◆ WHAT THE TASK ASKS
Reproduce the data exactly.

◆ SUPPLIED RECORDS
---------------
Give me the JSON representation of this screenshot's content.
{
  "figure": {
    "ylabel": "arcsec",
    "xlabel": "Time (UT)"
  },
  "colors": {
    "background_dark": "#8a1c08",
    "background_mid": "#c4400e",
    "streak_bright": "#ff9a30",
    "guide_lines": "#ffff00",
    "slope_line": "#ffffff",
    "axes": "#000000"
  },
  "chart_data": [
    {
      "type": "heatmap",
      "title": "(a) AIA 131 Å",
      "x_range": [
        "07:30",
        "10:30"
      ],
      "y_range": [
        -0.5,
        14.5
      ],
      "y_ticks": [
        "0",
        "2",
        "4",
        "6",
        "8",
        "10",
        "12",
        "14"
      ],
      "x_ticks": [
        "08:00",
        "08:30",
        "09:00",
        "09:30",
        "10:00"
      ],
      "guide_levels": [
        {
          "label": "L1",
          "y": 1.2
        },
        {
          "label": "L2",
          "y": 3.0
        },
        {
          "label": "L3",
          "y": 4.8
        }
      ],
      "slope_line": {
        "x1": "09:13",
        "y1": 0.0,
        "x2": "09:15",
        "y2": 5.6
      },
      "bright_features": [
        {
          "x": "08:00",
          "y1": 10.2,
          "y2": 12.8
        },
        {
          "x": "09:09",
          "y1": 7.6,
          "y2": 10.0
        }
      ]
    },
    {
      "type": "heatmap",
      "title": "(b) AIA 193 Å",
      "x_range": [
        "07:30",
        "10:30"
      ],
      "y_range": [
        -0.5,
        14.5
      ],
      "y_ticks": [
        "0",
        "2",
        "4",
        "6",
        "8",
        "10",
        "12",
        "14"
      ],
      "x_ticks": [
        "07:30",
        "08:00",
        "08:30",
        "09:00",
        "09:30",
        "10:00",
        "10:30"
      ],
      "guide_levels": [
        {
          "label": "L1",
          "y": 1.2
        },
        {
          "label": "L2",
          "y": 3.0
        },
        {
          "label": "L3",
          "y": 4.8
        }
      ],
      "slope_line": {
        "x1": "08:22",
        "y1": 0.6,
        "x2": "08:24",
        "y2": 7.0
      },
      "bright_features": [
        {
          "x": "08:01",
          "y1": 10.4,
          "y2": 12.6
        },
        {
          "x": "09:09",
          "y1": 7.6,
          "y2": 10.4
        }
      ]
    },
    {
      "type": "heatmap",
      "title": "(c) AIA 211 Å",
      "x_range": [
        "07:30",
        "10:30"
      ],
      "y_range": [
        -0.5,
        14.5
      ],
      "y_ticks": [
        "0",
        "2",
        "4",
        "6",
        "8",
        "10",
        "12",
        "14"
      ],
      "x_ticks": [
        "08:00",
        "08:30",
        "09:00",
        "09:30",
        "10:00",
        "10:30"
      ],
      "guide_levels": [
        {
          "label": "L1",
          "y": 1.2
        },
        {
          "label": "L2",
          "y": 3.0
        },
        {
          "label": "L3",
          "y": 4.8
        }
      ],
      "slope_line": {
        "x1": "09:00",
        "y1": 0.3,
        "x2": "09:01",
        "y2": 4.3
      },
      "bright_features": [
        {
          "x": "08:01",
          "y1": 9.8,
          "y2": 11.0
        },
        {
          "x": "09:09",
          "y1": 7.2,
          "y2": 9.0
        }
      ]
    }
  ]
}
---------------
◆ IN RESPONSE
Give me the JSON representation of this screenshot's content.
{
  "figure": {
    "ylabel": "arcsec",
    "xlabel": "Time (UT)"
  },
  "colors": {
    "background_dark": "#8a1c08",
    "background_mid": "#c4400e",
    "streak_bright": "#ff9a30",
    "guide_lines": "#ffff00",
    "slope_line": "#ffffff",
    "axes": "#000000"
  },
  "chart_data": [
    {
      "type": "heatmap",
      "title": "(a) AIA 131 Å",
      "x_range": [
        "07:30",
        "10:30"
      ],
      "y_range": [
        -0.5,
        14.5
      ],
      "y_ticks": [
        "0",
        "2",
        "4",
        "6",
        "8",
        "10",
        "12",
        "14"
      ],
      "x_ticks": [
        "08:00",
        "08:30",
        "09:00",
        "09:30",
        "10:00"
      ],
      "guide_levels": [
        {
          "label": "L1",
          "y": 1.2
        },
        {
          "label": "L2",
          "y": 3.0
        },
        {
          "label": "L3",
          "y": 4.8
        }
      ],
      "slope_line": {
        "x1": "09:13",
        "y1": 0.0,
        "x2": "09:15",
        "y2": 5.6
      },
      "bright_features": [
        {
          "x": "08:00",
          "y1": 10.2,
          "y2": 12.8
        },
        {
          "x": "09:09",
          "y1": 7.6,
          "y2": 10.0
        }
      ]
    },
    {
      "type": "heatmap",
      "title": "(b) AIA 193 Å",
      "x_range": [
        "07:30",
        "10:30"
      ],
      "y_range": [
        -0.5,
        14.5
      ],
      "y_ticks": [
        "0",
        "2",
        "4",
        "6",
        "8",
        "10",
        "12",
        "14"
      ],
      "x_ticks": [
        "07:30",
        "08:00",
        "08:30",
        "09:00",
        "09:30",
        "10:00",
        "10:30"
      ],
      "guide_levels": [
        {
          "label": "L1",
          "y": 1.2
        },
        {
          "label": "L2",
          "y": 3.0
        },
        {
          "label": "L3",
          "y": 4.8
        }
      ],
      "slope_line": {
        "x1": "08:22",
        "y1": 0.6,
        "x2": "08:24",
        "y2": 7.0
      },
      "bright_features": [
        {
          "x": "08:01",
          "y1": 10.4,
          "y2": 12.6
        },
        {
          "x": "09:09",
          "y1": 7.6,
          "y2": 10.4
        }
      ]
    },
    {
      "type": "heatmap",
      "title": "(c) AIA 211 Å",
      "x_range": [
        "07:30",
        "10:30"
      ],
      "y_range": [
        -0.5,
        14.5
      ],
      "y_ticks": [
        "0",
        "2",
        "4",
        "6",
        "8",
        "10",
        "12",
        "14"
      ],
      "x_ticks": [
        "08:00",
        "08:30",
        "09:00",
        "09:30",
        "10:00",
        "10:30"
      ],
      "guide_levels": [
        {
          "label": "L1",
          "y": 1.2
        },
        {
          "label": "L2",
          "y": 3.0
        },
        {
          "label": "L3",
          "y": 4.8
        }
      ],
      "slope_line": {
        "x1": "09:00",
        "y1": 0.3,
        "x2": "09:01",
        "y2": 4.3
      },
      "bright_features": [
        {
          "x": "08:01",
          "y1": 9.8,
          "y2": 11.0
        },
        {
          "x": "09:09",
          "y1": 7.2,
          "y2": 9.0
        }
      ]
    }
  ]
}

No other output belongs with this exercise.